(Source data)
....

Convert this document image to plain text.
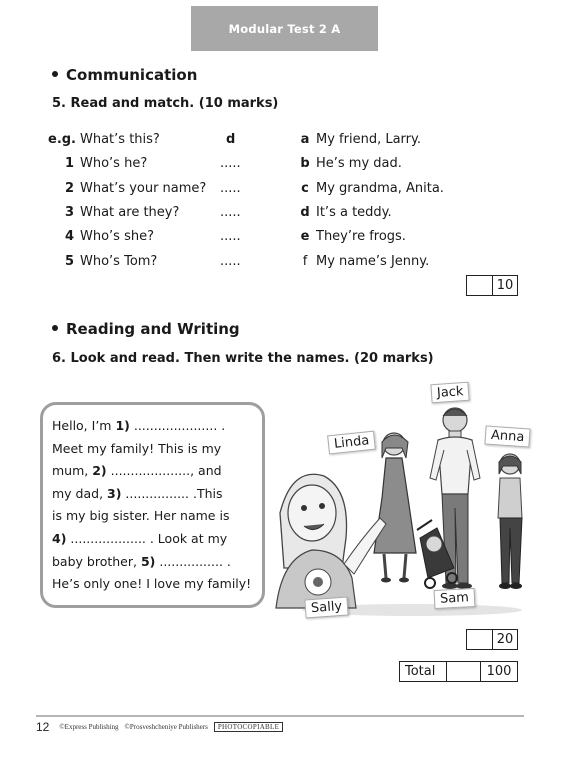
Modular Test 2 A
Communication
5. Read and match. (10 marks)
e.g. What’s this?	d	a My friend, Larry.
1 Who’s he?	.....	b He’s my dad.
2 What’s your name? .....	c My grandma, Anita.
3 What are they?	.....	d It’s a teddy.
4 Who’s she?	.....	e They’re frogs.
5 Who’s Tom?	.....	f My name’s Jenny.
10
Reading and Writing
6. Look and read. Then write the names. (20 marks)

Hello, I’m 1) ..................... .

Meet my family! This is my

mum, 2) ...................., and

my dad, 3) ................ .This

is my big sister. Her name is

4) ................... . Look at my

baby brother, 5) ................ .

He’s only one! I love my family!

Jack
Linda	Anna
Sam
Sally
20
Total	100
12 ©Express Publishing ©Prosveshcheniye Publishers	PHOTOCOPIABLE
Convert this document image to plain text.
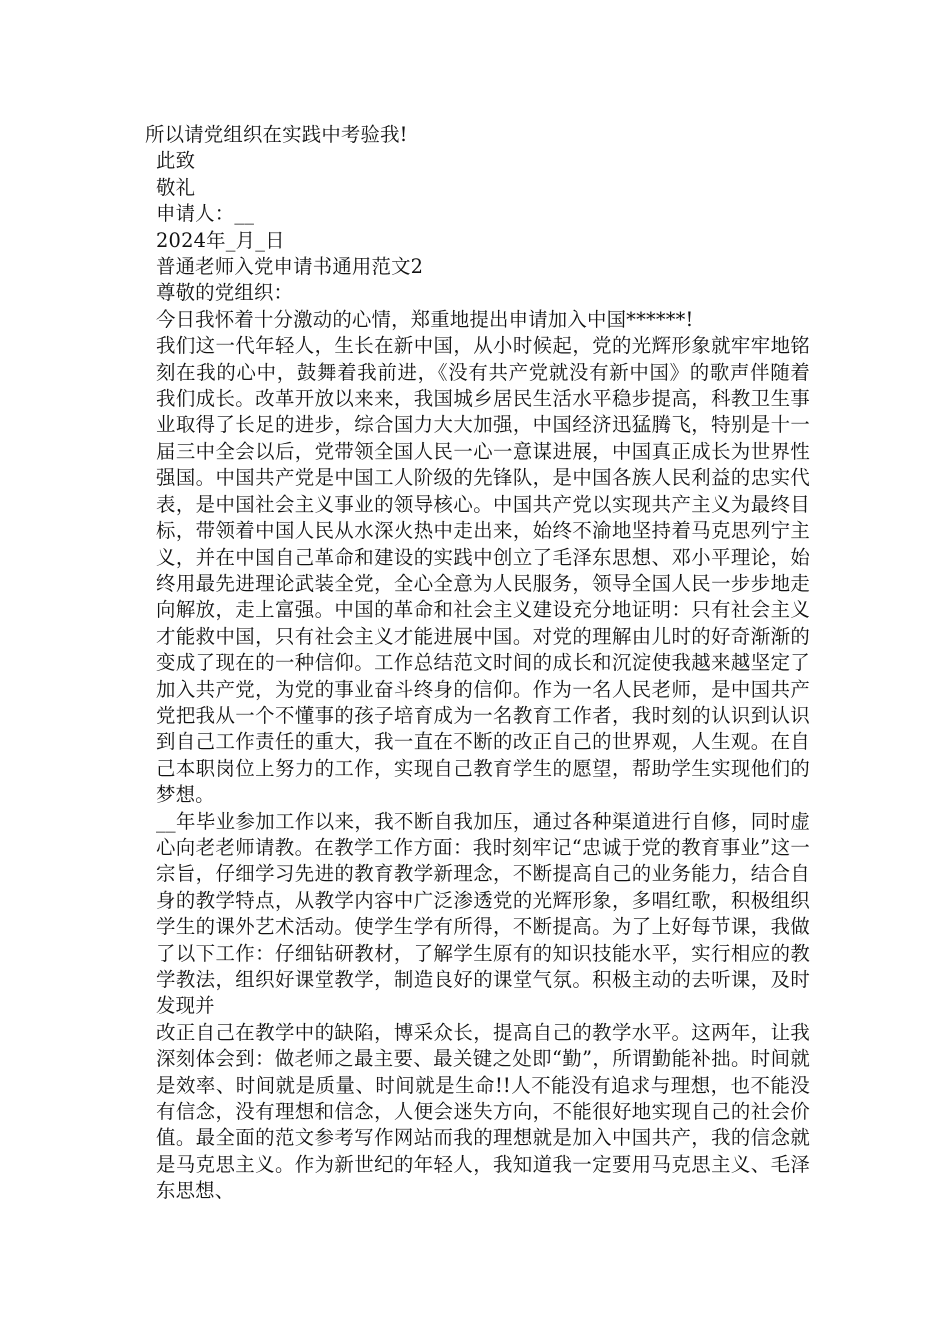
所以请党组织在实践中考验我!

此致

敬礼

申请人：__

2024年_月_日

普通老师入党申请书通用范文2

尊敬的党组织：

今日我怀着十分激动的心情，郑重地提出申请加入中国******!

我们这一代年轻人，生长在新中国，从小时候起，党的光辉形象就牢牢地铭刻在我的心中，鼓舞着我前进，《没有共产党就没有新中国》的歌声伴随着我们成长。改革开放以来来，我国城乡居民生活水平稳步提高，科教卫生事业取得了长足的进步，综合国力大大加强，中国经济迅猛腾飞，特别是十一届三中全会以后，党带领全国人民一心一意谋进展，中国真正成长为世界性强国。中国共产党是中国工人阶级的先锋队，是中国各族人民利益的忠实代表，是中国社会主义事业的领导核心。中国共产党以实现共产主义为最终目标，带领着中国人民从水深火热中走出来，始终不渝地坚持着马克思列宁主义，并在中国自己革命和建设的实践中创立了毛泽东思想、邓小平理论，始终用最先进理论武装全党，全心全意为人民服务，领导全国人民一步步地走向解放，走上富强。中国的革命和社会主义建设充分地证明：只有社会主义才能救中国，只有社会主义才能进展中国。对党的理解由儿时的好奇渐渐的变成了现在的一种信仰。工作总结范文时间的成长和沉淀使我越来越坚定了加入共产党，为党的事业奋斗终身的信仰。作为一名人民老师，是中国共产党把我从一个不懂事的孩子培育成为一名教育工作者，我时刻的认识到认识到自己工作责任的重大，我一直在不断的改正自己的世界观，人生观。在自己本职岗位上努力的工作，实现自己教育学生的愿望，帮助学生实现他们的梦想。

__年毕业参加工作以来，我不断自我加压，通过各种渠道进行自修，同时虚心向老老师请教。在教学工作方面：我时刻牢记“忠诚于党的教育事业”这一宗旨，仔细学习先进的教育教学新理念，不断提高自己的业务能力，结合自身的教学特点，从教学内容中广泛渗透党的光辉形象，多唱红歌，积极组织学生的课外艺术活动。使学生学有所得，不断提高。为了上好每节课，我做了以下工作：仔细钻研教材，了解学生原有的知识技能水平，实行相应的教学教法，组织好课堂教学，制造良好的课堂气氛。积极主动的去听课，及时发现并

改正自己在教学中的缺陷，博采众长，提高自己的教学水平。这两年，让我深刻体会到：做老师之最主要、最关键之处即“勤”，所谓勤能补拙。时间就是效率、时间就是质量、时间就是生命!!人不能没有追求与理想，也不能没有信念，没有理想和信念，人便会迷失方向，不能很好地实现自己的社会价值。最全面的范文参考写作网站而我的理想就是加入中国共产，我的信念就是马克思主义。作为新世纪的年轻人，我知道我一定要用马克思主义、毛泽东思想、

....

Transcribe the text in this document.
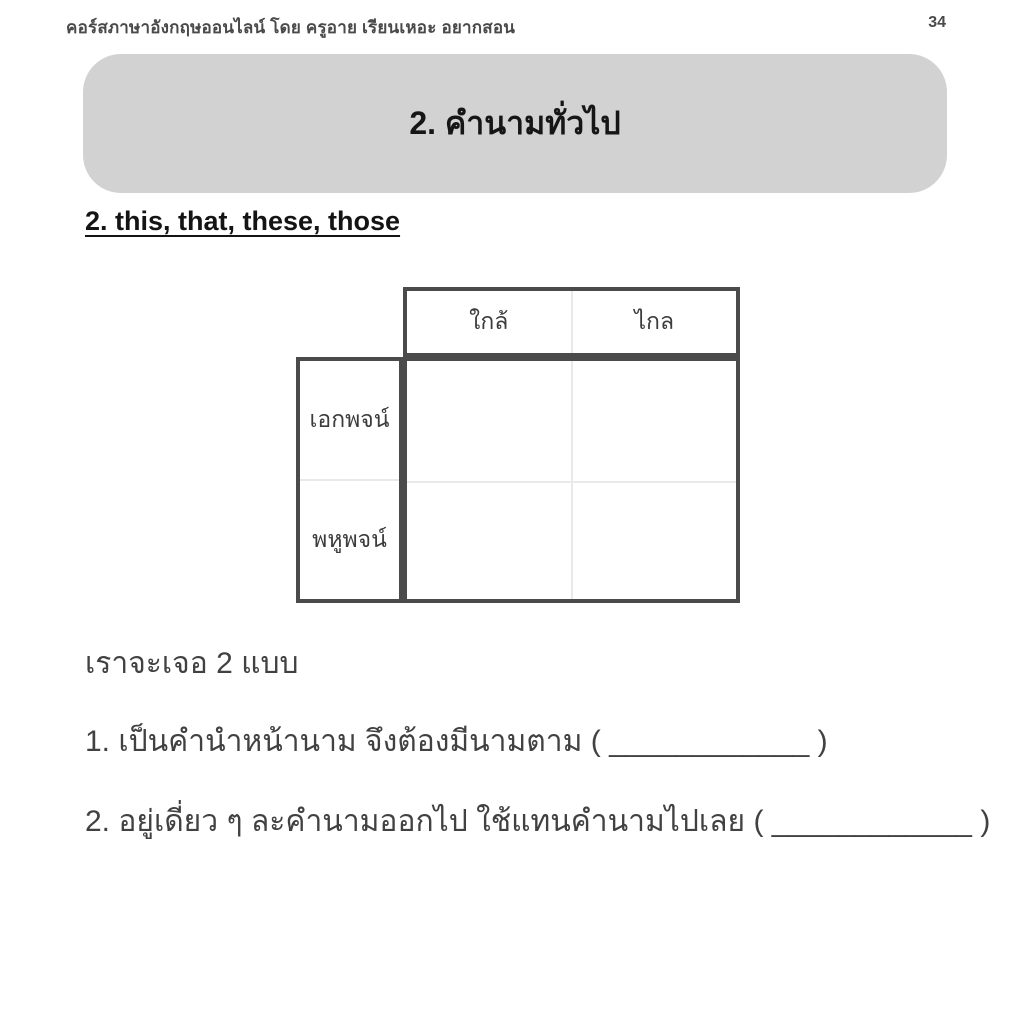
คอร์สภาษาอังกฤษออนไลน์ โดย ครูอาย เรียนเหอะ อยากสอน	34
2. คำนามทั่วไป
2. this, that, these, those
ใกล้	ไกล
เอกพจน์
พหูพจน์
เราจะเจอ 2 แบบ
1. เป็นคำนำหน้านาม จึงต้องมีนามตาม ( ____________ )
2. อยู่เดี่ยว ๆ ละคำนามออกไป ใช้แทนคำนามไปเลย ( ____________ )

....

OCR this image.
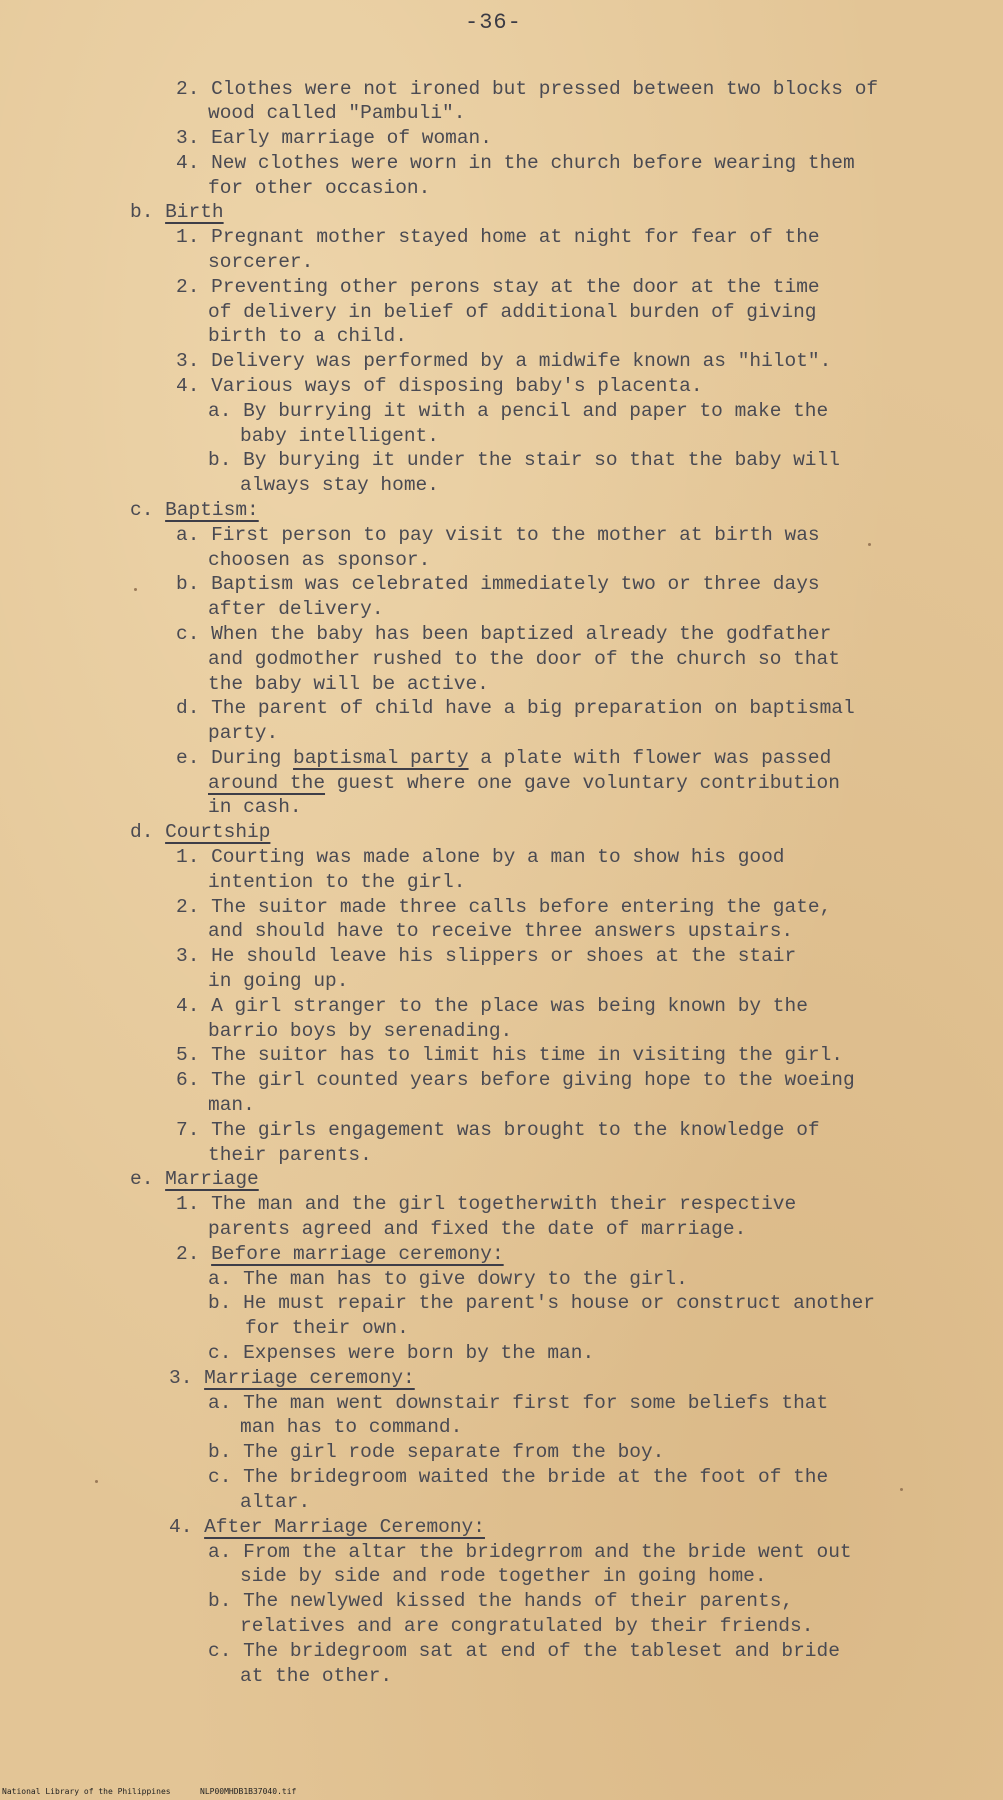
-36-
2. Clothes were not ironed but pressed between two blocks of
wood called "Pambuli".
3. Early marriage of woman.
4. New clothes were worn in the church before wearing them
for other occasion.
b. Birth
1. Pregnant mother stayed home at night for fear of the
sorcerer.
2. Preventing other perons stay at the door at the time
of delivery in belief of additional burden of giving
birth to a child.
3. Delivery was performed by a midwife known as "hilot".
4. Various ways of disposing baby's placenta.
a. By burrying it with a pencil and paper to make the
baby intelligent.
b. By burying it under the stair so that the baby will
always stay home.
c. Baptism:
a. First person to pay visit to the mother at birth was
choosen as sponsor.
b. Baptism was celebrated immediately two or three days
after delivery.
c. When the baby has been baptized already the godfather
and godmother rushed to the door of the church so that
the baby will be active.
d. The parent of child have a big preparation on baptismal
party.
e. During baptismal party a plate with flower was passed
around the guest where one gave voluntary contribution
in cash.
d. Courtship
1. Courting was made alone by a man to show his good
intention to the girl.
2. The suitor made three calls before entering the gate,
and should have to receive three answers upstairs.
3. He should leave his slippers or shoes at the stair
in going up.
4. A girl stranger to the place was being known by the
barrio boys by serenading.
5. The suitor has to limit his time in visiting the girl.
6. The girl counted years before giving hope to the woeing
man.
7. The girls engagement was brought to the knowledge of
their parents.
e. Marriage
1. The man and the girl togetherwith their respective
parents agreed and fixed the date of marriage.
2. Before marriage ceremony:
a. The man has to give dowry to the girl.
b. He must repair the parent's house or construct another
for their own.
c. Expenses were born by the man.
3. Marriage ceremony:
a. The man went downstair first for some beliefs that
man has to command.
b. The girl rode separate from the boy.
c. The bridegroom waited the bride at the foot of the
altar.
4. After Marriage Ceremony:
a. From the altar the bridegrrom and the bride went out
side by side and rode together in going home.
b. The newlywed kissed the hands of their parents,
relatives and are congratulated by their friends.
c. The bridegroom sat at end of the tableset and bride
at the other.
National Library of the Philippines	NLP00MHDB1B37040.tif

....

**EXERCISE AIM:**
Report all lines of the data above that include the string "family".

**EXPECTED OUTPUT:**
Meet my family! This is my
He’s only one! I love my family!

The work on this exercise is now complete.